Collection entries
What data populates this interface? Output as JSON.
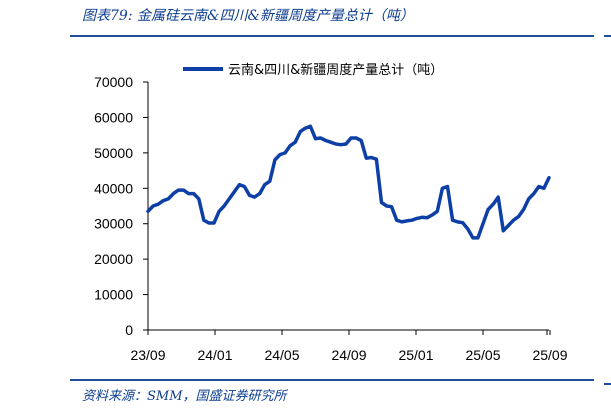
{
  "caption": "图表79:  金属硅云南&四川&新疆周度产量总计（吨）",
  "source": "资料来源：SMM，国盛证券研究所",
  "chart_data": {
    "type": "line",
    "title": "",
    "xlabel": "",
    "ylabel": "",
    "ylim": [
      0,
      70000
    ],
    "yticks": [
      "0",
      "10000",
      "20000",
      "30000",
      "40000",
      "50000",
      "60000",
      "70000"
    ],
    "xticks": [
      "23/09",
      "24/01",
      "24/05",
      "24/09",
      "25/01",
      "25/05",
      "25/09"
    ],
    "legend_position": "top",
    "grid": false,
    "color": "#0d3fa6",
    "series": [
      {
        "name": "云南&四川&新疆周度产量总计（吨）",
        "values": [
          33500,
          35000,
          35500,
          36500,
          37000,
          38500,
          39500,
          39500,
          38500,
          38500,
          37000,
          31000,
          30200,
          30200,
          33500,
          35000,
          37000,
          39000,
          41000,
          40500,
          38000,
          37500,
          38500,
          41000,
          42000,
          48000,
          49500,
          50000,
          52000,
          53000,
          56000,
          57000,
          57500,
          54000,
          54200,
          53500,
          53000,
          52500,
          52300,
          52500,
          54200,
          54200,
          53500,
          48500,
          48700,
          48200,
          36000,
          35000,
          34800,
          31000,
          30500,
          30800,
          31000,
          31500,
          31800,
          31700,
          32500,
          33500,
          40000,
          40500,
          31000,
          30500,
          30300,
          28500,
          26000,
          26000,
          30000,
          34000,
          35500,
          37500,
          28000,
          29500,
          31000,
          32000,
          34000,
          37000,
          38500,
          40500,
          40000,
          43000
        ]
      }
    ]
  }
}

**Task:**
Search the data for the word "新疆周度产量总计" and copy each line where it appears.

**Correct answer:**
  "caption": "图表79:  金属硅云南&四川&新疆周度产量总计（吨）",
        "name": "云南&四川&新疆周度产量总计（吨）",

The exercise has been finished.